(Dataset entries on figures)
>> Start
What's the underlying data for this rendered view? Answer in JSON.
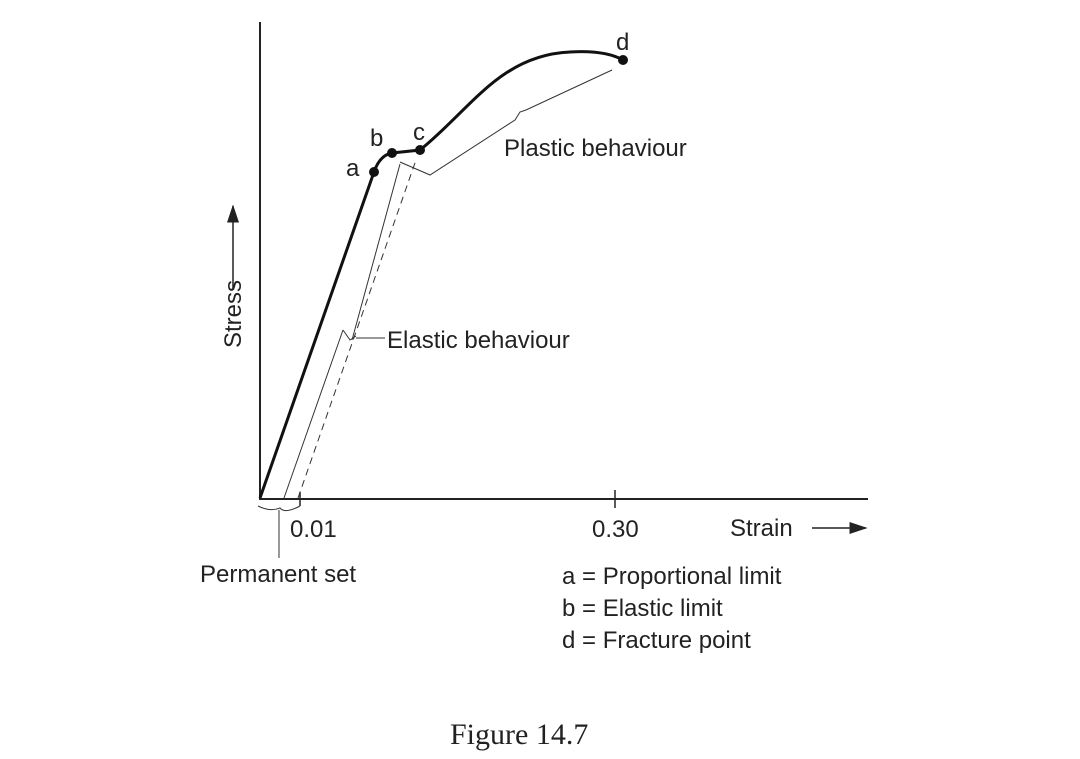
{
  "diagram": {
    "axes": {
      "y_label": "Stress",
      "x_label": "Strain",
      "x_marks": [
        "0.01",
        "0.30"
      ]
    },
    "points": {
      "a": "a",
      "b": "b",
      "c": "c",
      "d": "d"
    },
    "regions": {
      "plastic": "Plastic behaviour",
      "elastic": "Elastic behaviour",
      "permanent": "Permanent set"
    },
    "key": [
      "a = Proportional limit",
      "b = Elastic limit",
      "d = Fracture point"
    ],
    "caption": "Figure 14.7"
  }
}
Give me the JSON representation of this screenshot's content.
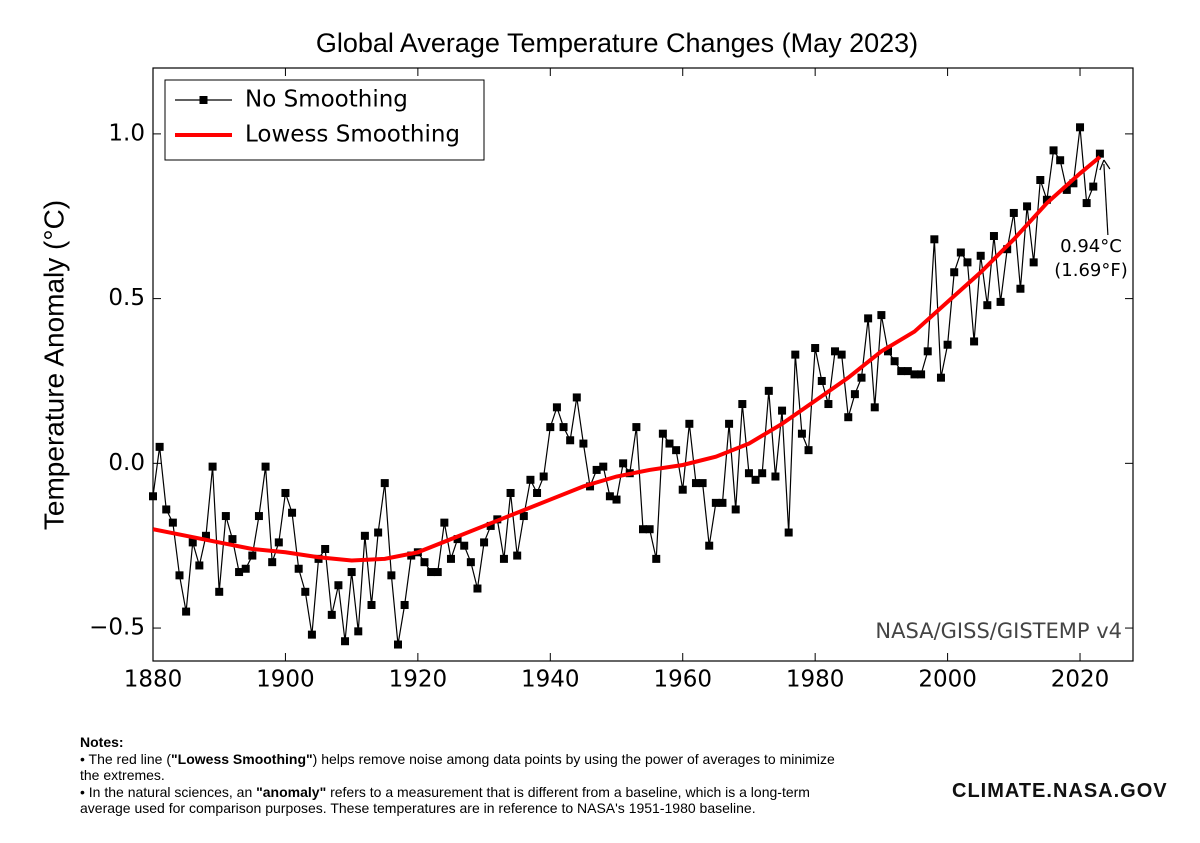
{
  "chart_data": {
    "type": "line",
    "title": "Global Average Temperature Changes (May 2023)",
    "ylabel": "Temperature Anomaly (°C)",
    "watermark": "NASA/GISS/GISTEMP v4",
    "annotations": [
      "0.94°C",
      "(1.69°F)"
    ],
    "legend": "upper left",
    "xlim": [
      1880,
      2028
    ],
    "xticks": [
      1880,
      1900,
      1920,
      1940,
      1960,
      1980,
      2000,
      2020
    ],
    "ylim": [
      -0.6,
      1.2
    ],
    "yticks": [
      {
        "value": -0.5,
        "label": "−0.5"
      },
      {
        "value": 0,
        "label": "0.0"
      },
      0.5,
      {
        "value": 1,
        "label": "1.0"
      }
    ],
    "x": [
      1880,
      1881,
      1882,
      1883,
      1884,
      1885,
      1886,
      1887,
      1888,
      1889,
      1890,
      1891,
      1892,
      1893,
      1894,
      1895,
      1896,
      1897,
      1898,
      1899,
      1900,
      1901,
      1902,
      1903,
      1904,
      1905,
      1906,
      1907,
      1908,
      1909,
      1910,
      1911,
      1912,
      1913,
      1914,
      1915,
      1916,
      1917,
      1918,
      1919,
      1920,
      1921,
      1922,
      1923,
      1924,
      1925,
      1926,
      1927,
      1928,
      1929,
      1930,
      1931,
      1932,
      1933,
      1934,
      1935,
      1936,
      1937,
      1938,
      1939,
      1940,
      1941,
      1942,
      1943,
      1944,
      1945,
      1946,
      1947,
      1948,
      1949,
      1950,
      1951,
      1952,
      1953,
      1954,
      1955,
      1956,
      1957,
      1958,
      1959,
      1960,
      1961,
      1962,
      1963,
      1964,
      1965,
      1966,
      1967,
      1968,
      1969,
      1970,
      1971,
      1972,
      1973,
      1974,
      1975,
      1976,
      1977,
      1978,
      1979,
      1980,
      1981,
      1982,
      1983,
      1984,
      1985,
      1986,
      1987,
      1988,
      1989,
      1990,
      1991,
      1992,
      1993,
      1994,
      1995,
      1996,
      1997,
      1998,
      1999,
      2000,
      2001,
      2002,
      2003,
      2004,
      2005,
      2006,
      2007,
      2008,
      2009,
      2010,
      2011,
      2012,
      2013,
      2014,
      2015,
      2016,
      2017,
      2018,
      2019,
      2020,
      2021,
      2022,
      2023
    ],
    "series": [
      {
        "name": "No Smoothing",
        "color": "#000000",
        "marker": "square",
        "values": [
          -0.1,
          0.05,
          -0.14,
          -0.18,
          -0.34,
          -0.45,
          -0.24,
          -0.31,
          -0.22,
          -0.01,
          -0.39,
          -0.16,
          -0.23,
          -0.33,
          -0.32,
          -0.28,
          -0.16,
          -0.01,
          -0.3,
          -0.24,
          -0.09,
          -0.15,
          -0.32,
          -0.39,
          -0.52,
          -0.29,
          -0.26,
          -0.46,
          -0.37,
          -0.54,
          -0.33,
          -0.51,
          -0.22,
          -0.43,
          -0.21,
          -0.06,
          -0.34,
          -0.55,
          -0.43,
          -0.28,
          -0.27,
          -0.3,
          -0.33,
          -0.33,
          -0.18,
          -0.29,
          -0.23,
          -0.25,
          -0.3,
          -0.38,
          -0.24,
          -0.19,
          -0.17,
          -0.29,
          -0.09,
          -0.28,
          -0.16,
          -0.05,
          -0.09,
          -0.04,
          0.11,
          0.17,
          0.11,
          0.07,
          0.2,
          0.06,
          -0.07,
          -0.02,
          -0.01,
          -0.1,
          -0.11,
          0.0,
          -0.03,
          0.11,
          -0.2,
          -0.2,
          -0.29,
          0.09,
          0.06,
          0.04,
          -0.08,
          0.12,
          -0.06,
          -0.06,
          -0.25,
          -0.12,
          -0.12,
          0.12,
          -0.14,
          0.18,
          -0.03,
          -0.05,
          -0.03,
          0.22,
          -0.04,
          0.16,
          -0.21,
          0.33,
          0.09,
          0.04,
          0.35,
          0.25,
          0.18,
          0.34,
          0.33,
          0.14,
          0.21,
          0.26,
          0.44,
          0.17,
          0.45,
          0.34,
          0.31,
          0.28,
          0.28,
          0.27,
          0.27,
          0.34,
          0.68,
          0.26,
          0.36,
          0.58,
          0.64,
          0.61,
          0.37,
          0.63,
          0.48,
          0.69,
          0.49,
          0.65,
          0.76,
          0.53,
          0.78,
          0.61,
          0.86,
          0.8,
          0.95,
          0.92,
          0.83,
          0.85,
          1.02,
          0.79,
          0.84,
          0.94
        ]
      },
      {
        "name": "Lowess Smoothing",
        "color": "#ff0000",
        "x": [
          1880,
          1885,
          1890,
          1895,
          1900,
          1905,
          1910,
          1915,
          1920,
          1925,
          1930,
          1935,
          1940,
          1945,
          1950,
          1955,
          1960,
          1965,
          1970,
          1975,
          1980,
          1985,
          1990,
          1995,
          2000,
          2005,
          2010,
          2015,
          2020,
          2023
        ],
        "values": [
          -0.2,
          -0.22,
          -0.24,
          -0.26,
          -0.27,
          -0.285,
          -0.295,
          -0.29,
          -0.27,
          -0.23,
          -0.19,
          -0.15,
          -0.11,
          -0.07,
          -0.04,
          -0.02,
          -0.005,
          0.02,
          0.06,
          0.12,
          0.19,
          0.26,
          0.34,
          0.4,
          0.49,
          0.58,
          0.68,
          0.79,
          0.88,
          0.93
        ]
      }
    ]
  },
  "notes": {
    "heading": "Notes:",
    "items": [
      [
        "• The red line (",
        "\"Lowess Smoothing\"",
        ") helps remove noise among data points by using the power of averages to minimize the extremes."
      ],
      [
        "• In the natural sciences, an ",
        "\"anomaly\"",
        " refers to a measurement that is different from a baseline, which is a long-term average used for comparison purposes. These temperatures are in reference to NASA's 1951-1980 baseline."
      ]
    ]
  },
  "logo": "CLIMATE.NASA.GOV"
}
>> End
--- Task directions ---
Pull out all lines from the entries above that include the word "limit".

--- Response to this task ---
      "a = Proportional limit",
      "b = Elastic limit",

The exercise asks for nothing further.